Your goal
Copy each line below in which the string "JSON" occurs.

--- start of Input records ---

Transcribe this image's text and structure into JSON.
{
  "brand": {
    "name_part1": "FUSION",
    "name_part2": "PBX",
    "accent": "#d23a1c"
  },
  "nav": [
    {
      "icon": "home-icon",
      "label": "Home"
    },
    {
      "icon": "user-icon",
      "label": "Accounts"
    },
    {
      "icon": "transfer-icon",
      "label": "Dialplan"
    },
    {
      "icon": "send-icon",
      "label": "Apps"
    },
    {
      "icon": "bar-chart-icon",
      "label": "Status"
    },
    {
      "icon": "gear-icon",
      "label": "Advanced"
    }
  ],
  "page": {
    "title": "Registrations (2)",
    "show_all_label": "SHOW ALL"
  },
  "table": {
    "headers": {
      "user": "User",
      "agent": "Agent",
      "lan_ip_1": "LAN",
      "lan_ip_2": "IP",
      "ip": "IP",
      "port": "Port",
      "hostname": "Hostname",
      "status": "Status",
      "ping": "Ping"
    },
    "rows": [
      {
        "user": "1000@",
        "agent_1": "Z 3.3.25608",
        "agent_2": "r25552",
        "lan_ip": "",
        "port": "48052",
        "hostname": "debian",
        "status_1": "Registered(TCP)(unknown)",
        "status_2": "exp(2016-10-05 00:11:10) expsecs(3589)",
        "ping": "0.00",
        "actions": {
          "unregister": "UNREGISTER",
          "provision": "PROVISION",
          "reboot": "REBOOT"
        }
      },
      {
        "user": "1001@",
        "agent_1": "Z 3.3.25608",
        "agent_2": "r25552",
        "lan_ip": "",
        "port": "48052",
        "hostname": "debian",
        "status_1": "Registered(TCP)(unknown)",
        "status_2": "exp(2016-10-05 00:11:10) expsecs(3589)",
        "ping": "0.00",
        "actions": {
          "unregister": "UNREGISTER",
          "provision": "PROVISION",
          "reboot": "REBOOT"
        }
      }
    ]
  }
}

--- end of Input records ---
--- start of Input records ---

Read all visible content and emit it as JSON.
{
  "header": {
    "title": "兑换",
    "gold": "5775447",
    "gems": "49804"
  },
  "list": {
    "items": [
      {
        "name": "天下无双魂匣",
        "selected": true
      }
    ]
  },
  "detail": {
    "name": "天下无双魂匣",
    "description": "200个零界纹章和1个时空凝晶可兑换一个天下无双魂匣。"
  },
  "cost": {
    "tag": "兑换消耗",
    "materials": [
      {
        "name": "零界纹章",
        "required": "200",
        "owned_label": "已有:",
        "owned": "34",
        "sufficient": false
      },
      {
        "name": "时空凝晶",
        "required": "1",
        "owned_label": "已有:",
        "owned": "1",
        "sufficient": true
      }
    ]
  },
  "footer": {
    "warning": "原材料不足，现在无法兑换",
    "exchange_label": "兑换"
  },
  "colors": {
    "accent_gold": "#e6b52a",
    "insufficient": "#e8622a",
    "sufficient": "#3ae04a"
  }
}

--- end of Input records ---

Problem solution
Transcribe this image's text and structure into JSON.
Read all visible content and emit it as JSON.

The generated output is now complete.